# [Collected data entries]
** Begin **

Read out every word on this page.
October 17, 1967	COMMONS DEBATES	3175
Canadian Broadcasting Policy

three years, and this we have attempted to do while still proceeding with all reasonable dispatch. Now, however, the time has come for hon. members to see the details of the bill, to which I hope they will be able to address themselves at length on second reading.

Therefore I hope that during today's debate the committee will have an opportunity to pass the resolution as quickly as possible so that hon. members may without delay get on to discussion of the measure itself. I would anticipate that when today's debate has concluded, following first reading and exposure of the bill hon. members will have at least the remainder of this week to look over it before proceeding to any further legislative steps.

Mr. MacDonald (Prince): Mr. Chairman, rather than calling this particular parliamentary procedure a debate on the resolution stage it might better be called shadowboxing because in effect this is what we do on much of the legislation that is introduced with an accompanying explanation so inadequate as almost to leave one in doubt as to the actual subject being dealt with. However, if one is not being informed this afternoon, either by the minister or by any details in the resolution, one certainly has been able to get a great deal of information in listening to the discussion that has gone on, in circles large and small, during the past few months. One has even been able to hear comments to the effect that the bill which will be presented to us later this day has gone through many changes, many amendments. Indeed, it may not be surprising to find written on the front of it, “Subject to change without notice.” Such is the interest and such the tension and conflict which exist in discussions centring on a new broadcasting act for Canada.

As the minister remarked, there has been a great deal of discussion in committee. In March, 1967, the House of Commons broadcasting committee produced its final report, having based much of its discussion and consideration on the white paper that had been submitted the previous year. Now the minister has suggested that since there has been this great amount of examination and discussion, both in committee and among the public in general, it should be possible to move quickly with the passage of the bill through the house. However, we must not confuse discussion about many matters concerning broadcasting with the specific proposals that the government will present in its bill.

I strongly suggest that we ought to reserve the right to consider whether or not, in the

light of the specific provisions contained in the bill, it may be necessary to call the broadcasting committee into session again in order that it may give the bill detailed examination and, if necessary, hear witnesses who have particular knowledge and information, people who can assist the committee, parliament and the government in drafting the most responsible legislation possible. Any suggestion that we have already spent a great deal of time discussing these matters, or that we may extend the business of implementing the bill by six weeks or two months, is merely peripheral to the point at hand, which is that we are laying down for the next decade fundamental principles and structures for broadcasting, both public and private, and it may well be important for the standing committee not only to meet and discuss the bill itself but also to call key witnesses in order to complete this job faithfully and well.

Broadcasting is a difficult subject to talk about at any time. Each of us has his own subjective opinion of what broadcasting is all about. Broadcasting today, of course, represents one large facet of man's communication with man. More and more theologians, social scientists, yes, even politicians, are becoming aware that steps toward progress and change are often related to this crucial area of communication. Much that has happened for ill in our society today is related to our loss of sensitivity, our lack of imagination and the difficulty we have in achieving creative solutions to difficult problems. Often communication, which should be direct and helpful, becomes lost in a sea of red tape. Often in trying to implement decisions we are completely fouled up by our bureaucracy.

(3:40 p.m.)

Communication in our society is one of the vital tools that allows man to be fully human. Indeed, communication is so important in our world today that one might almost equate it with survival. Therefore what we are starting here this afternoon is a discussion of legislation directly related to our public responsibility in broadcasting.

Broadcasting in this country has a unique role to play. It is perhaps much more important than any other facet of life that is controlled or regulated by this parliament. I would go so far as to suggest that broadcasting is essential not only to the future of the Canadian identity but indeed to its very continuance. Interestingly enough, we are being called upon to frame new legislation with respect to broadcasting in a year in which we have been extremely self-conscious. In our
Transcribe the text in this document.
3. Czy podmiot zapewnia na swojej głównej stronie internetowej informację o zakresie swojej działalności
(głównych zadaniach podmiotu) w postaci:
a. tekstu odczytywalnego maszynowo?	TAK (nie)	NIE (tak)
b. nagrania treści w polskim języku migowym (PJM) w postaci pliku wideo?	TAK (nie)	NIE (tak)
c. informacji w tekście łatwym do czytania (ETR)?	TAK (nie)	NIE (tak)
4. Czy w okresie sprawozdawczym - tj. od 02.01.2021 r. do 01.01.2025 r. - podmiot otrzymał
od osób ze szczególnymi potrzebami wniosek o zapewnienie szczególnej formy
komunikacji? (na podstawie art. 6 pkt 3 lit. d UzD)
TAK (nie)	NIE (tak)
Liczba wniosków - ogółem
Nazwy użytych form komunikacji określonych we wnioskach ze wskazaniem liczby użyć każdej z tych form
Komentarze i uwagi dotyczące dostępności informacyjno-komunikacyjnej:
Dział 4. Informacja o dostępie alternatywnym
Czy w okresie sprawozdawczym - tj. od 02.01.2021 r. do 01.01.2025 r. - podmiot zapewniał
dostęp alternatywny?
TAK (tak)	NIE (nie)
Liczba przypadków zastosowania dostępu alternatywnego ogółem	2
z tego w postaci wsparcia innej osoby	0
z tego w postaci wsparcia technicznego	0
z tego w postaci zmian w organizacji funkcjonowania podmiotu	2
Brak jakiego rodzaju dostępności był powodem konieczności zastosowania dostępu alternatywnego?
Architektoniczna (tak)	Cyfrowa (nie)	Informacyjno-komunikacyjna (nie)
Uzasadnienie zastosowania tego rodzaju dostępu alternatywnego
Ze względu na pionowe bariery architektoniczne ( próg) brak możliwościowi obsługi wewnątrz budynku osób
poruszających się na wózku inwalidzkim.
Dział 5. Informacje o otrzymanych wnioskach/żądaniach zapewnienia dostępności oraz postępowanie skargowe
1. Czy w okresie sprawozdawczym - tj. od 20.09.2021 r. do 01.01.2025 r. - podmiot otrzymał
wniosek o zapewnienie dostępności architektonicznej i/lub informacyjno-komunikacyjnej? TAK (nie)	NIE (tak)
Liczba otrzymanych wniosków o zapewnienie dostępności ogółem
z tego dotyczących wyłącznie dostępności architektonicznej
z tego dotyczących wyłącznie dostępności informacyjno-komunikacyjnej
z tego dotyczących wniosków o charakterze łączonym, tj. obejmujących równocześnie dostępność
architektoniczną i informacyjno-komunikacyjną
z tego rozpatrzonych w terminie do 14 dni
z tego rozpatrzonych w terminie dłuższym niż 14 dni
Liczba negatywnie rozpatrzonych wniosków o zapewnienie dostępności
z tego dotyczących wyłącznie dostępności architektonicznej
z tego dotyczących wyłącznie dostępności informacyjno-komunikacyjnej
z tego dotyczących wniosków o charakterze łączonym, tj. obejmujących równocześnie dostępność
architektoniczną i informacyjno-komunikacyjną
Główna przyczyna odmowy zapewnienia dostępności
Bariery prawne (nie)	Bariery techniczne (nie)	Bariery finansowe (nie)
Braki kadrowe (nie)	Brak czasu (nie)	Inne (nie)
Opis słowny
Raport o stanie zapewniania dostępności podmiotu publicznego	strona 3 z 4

** End **

# [EXERCISE INSTRUCTIONS]
Wherever "zapewnienia" shows up in a line, copy that line.

# [WRITTEN RESPONSE]
Dział 5. Informacje o otrzymanych wnioskach/żądaniach zapewnienia dostępności oraz postępowanie skargowe
Główna przyczyna odmowy zapewnienia dostępności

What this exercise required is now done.